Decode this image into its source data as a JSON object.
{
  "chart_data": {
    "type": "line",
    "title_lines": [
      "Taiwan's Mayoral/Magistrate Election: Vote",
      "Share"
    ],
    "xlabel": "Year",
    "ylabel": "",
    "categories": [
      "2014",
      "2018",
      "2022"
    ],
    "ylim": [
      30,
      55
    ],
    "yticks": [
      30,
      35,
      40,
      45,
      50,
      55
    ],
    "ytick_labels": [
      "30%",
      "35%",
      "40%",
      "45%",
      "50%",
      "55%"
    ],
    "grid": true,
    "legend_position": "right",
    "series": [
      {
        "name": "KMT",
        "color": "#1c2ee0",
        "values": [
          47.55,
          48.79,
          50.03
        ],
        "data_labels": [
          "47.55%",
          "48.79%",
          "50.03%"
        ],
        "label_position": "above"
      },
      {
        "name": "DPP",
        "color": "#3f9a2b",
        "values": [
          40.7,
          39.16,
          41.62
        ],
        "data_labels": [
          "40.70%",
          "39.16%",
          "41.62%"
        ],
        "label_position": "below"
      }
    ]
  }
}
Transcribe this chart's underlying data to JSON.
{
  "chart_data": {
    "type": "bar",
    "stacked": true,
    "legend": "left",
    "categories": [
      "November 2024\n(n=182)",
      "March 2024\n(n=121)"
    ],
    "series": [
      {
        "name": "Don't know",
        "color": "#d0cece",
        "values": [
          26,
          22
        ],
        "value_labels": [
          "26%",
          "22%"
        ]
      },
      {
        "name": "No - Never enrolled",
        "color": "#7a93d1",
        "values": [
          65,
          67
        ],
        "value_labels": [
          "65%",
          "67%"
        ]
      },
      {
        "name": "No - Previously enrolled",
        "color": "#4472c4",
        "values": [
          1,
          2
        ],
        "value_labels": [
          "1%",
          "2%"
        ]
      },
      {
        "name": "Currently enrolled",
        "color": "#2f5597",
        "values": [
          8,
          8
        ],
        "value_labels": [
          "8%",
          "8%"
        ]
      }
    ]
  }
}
● ● ● ● ●
# Work instructions
Recopy the entries above exactly, with every line included.

# Exercise answer
Decode this image into its source data as a JSON object.
{
  "chart_data": {
    "type": "line",
    "title_lines": [
      "Taiwan's Mayoral/Magistrate Election: Vote",
      "Share"
    ],
    "xlabel": "Year",
    "ylabel": "",
    "categories": [
      "2014",
      "2018",
      "2022"
    ],
    "ylim": [
      30,
      55
    ],
    "yticks": [
      30,
      35,
      40,
      45,
      50,
      55
    ],
    "ytick_labels": [
      "30%",
      "35%",
      "40%",
      "45%",
      "50%",
      "55%"
    ],
    "grid": true,
    "legend_position": "right",
    "series": [
      {
        "name": "KMT",
        "color": "#1c2ee0",
        "values": [
          47.55,
          48.79,
          50.03
        ],
        "data_labels": [
          "47.55%",
          "48.79%",
          "50.03%"
        ],
        "label_position": "above"
      },
      {
        "name": "DPP",
        "color": "#3f9a2b",
        "values": [
          40.7,
          39.16,
          41.62
        ],
        "data_labels": [
          "40.70%",
          "39.16%",
          "41.62%"
        ],
        "label_position": "below"
      }
    ]
  }
}
Transcribe this chart's underlying data to JSON.
{
  "chart_data": {
    "type": "bar",
    "stacked": true,
    "legend": "left",
    "categories": [
      "November 2024\n(n=182)",
      "March 2024\n(n=121)"
    ],
    "series": [
      {
        "name": "Don't know",
        "color": "#d0cece",
        "values": [
          26,
          22
        ],
        "value_labels": [
          "26%",
          "22%"
        ]
      },
      {
        "name": "No - Never enrolled",
        "color": "#7a93d1",
        "values": [
          65,
          67
        ],
        "value_labels": [
          "65%",
          "67%"
        ]
      },
      {
        "name": "No - Previously enrolled",
        "color": "#4472c4",
        "values": [
          1,
          2
        ],
        "value_labels": [
          "1%",
          "2%"
        ]
      },
      {
        "name": "Currently enrolled",
        "color": "#2f5597",
        "values": [
          8,
          8
        ],
        "value_labels": [
          "8%",
          "8%"
        ]
      }
    ]
  }
}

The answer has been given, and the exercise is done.